Locate the word "sempre" in the entries below, then gather every line that holds it.

** begin Data listing **

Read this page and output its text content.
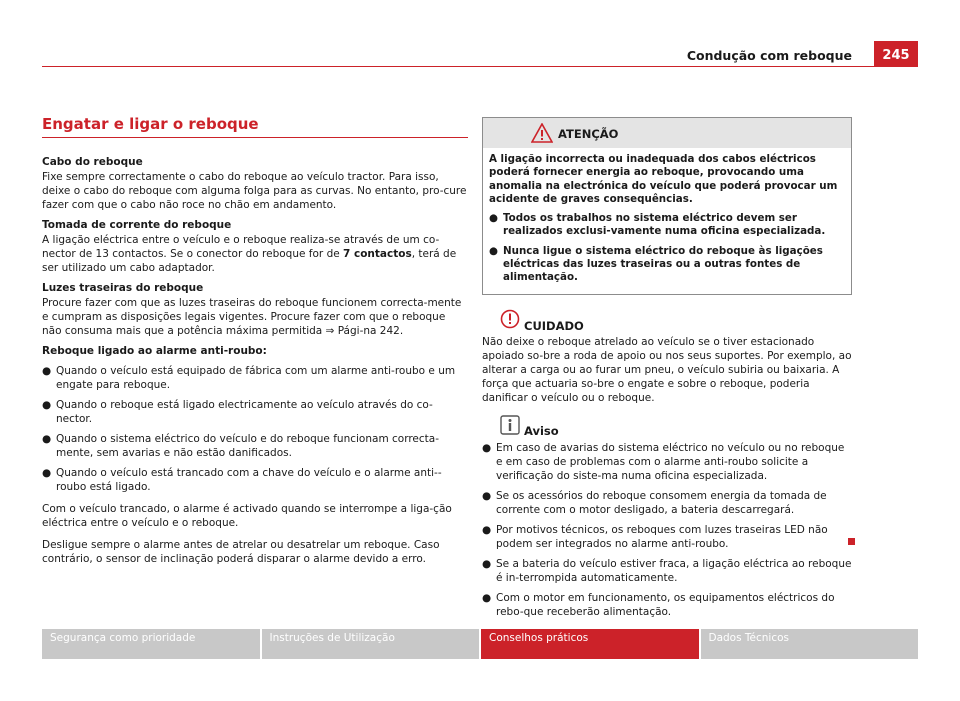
Condução com reboque	245
Engatar e ligar o reboque
Cabo do reboque

Fixe sempre correctamente o cabo do reboque ao veículo tractor. Para isso, deixe o cabo do reboque com alguma folga para as curvas. No entanto, pro-cure fazer com que o cabo não roce no chão em andamento.

Tomada de corrente do reboque

A ligação eléctrica entre o veículo e o reboque realiza-se através de um co-nector de 13 contactos. Se o conector do reboque for de 7 contactos, terá de ser utilizado um cabo adaptador.

Luzes traseiras do reboque

Procure fazer com que as luzes traseiras do reboque funcionem correcta-mente e cumpram as disposições legais vigentes. Procure fazer com que o reboque não consuma mais que a potência máxima permitida ⇒ Pági-na 242.

Reboque ligado ao alarme anti-roubo:
● Quando o veículo está equipado de fábrica com um alarme anti-roubo e um engate para reboque.
● Quando o reboque está ligado electricamente ao veículo através do co-nector.
● Quando o sistema eléctrico do veículo e do reboque funcionam correcta-mente, sem avarias e não estão danificados.
● Quando o veículo está trancado com a chave do veículo e o alarme anti--roubo está ligado.

Com o veículo trancado, o alarme é activado quando se interrompe a liga-ção eléctrica entre o veículo e o reboque.

Desligue sempre o alarme antes de atrelar ou desatrelar um reboque. Caso contrário, o sensor de inclinação poderá disparar o alarme devido a erro.

ATENÇÃO

A ligação incorrecta ou inadequada dos cabos eléctricos poderá fornecer energia ao reboque, provocando uma anomalia na electrónica do veículo que poderá provocar um acidente de graves consequências.

● Todos os trabalhos no sistema eléctrico devem ser realizados exclusi-vamente numa oficina especializada.
● Nunca ligue o sistema eléctrico do reboque às ligações eléctricas das luzes traseiras ou a outras fontes de alimentação.
CUIDADO

Não deixe o reboque atrelado ao veículo se o tiver estacionado apoiado so-bre a roda de apoio ou nos seus suportes. Por exemplo, ao alterar a carga ou ao furar um pneu, o veículo subiria ou baixaria. A força que actuaria so-bre o engate e sobre o reboque, poderia danificar o veículo ou o reboque.

Aviso
● Em caso de avarias do sistema eléctrico no veículo ou no reboque e em caso de problemas com o alarme anti-roubo solicite a verificação do siste-ma numa oficina especializada.
● Se os acessórios do reboque consomem energia da tomada de corrente com o motor desligado, a bateria descarregará.
● Por motivos técnicos, os reboques com luzes traseiras LED não podem ser integrados no alarme anti-roubo.
● Se a bateria do veículo estiver fraca, a ligação eléctrica ao reboque é in-terrompida automaticamente.
● Com o motor em funcionamento, os equipamentos eléctricos do rebo-que receberão alimentação.
Segurança como prioridade	Instruções de Utilização	Conselhos práticos	Dados Técnicos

** end Data listing **

## Output
Fixe sempre correctamente o cabo do reboque ao veículo tractor. Para isso, deixe o cabo do reboque com alguma folga para as curvas. No entanto, pro-cure fazer com que o cabo não roce no chão em andamento.
Desligue sempre o alarme antes de atrelar ou desatrelar um reboque. Caso contrário, o sensor de inclinação poderá disparar o alarme devido a erro.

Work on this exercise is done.